**Problem to work on:** Look at the entries below and reproduce them exactly.

**Information provided:**
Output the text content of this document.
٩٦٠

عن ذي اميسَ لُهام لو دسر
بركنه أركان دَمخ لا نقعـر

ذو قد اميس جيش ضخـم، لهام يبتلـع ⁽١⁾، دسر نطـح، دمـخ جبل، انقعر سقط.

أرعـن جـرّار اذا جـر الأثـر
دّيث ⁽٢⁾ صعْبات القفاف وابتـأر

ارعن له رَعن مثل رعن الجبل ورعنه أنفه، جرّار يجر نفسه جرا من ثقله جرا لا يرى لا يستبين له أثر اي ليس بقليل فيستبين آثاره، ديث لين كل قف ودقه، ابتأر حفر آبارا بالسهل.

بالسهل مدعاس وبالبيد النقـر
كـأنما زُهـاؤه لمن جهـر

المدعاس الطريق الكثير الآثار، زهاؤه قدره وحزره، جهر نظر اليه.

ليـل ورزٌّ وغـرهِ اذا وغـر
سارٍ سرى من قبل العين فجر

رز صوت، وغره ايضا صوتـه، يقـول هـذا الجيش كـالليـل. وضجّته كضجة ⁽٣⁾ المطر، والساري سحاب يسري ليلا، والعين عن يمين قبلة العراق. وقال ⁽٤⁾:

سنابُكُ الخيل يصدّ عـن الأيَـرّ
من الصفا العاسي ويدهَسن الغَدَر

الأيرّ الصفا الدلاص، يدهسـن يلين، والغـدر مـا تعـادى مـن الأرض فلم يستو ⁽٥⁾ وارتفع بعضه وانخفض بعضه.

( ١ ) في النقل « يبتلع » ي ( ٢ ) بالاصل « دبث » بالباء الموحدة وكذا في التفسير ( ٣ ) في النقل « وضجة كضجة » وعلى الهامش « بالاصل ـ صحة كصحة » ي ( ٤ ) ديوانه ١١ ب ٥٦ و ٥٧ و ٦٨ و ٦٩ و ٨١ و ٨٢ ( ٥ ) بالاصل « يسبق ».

**Final result:**
Output the text content of this document.
٩٦٠

عن ذي اميسَ لُهام لو دسر
بركنه أركان دَمخ لا نقعـر

ذو قد اميس جيش ضخـم، لهام يبتلـع ⁽١⁾، دسر نطـح، دمـخ جبل، انقعر سقط.

أرعـن جـرّار اذا جـر الأثـر
دّيث ⁽٢⁾ صعْبات القفاف وابتـأر

ارعن له رَعن مثل رعن الجبل ورعنه أنفه، جرّار يجر نفسه جرا من ثقله جرا لا يرى لا يستبين له أثر اي ليس بقليل فيستبين آثاره، ديث لين كل قف ودقه، ابتأر حفر آبارا بالسهل.

بالسهل مدعاس وبالبيد النقـر
كـأنما زُهـاؤه لمن جهـر

المدعاس الطريق الكثير الآثار، زهاؤه قدره وحزره، جهر نظر اليه.

ليـل ورزٌّ وغـرهِ اذا وغـر
سارٍ سرى من قبل العين فجر

رز صوت، وغره ايضا صوتـه، يقـول هـذا الجيش كـالليـل. وضجّته كضجة ⁽٣⁾ المطر، والساري سحاب يسري ليلا، والعين عن يمين قبلة العراق. وقال ⁽٤⁾:

سنابُكُ الخيل يصدّ عـن الأيَـرّ
من الصفا العاسي ويدهَسن الغَدَر

الأيرّ الصفا الدلاص، يدهسـن يلين، والغـدر مـا تعـادى مـن الأرض فلم يستو ⁽٥⁾ وارتفع بعضه وانخفض بعضه.

( ١ ) في النقل « يبتلع » ي ( ٢ ) بالاصل « دبث » بالباء الموحدة وكذا في التفسير ( ٣ ) في النقل « وضجة كضجة » وعلى الهامش « بالاصل ـ صحة كصحة » ي ( ٤ ) ديوانه ١١ ب ٥٦ و ٥٧ و ٦٨ و ٦٩ و ٨١ و ٨٢ ( ٥ ) بالاصل « يسبق ».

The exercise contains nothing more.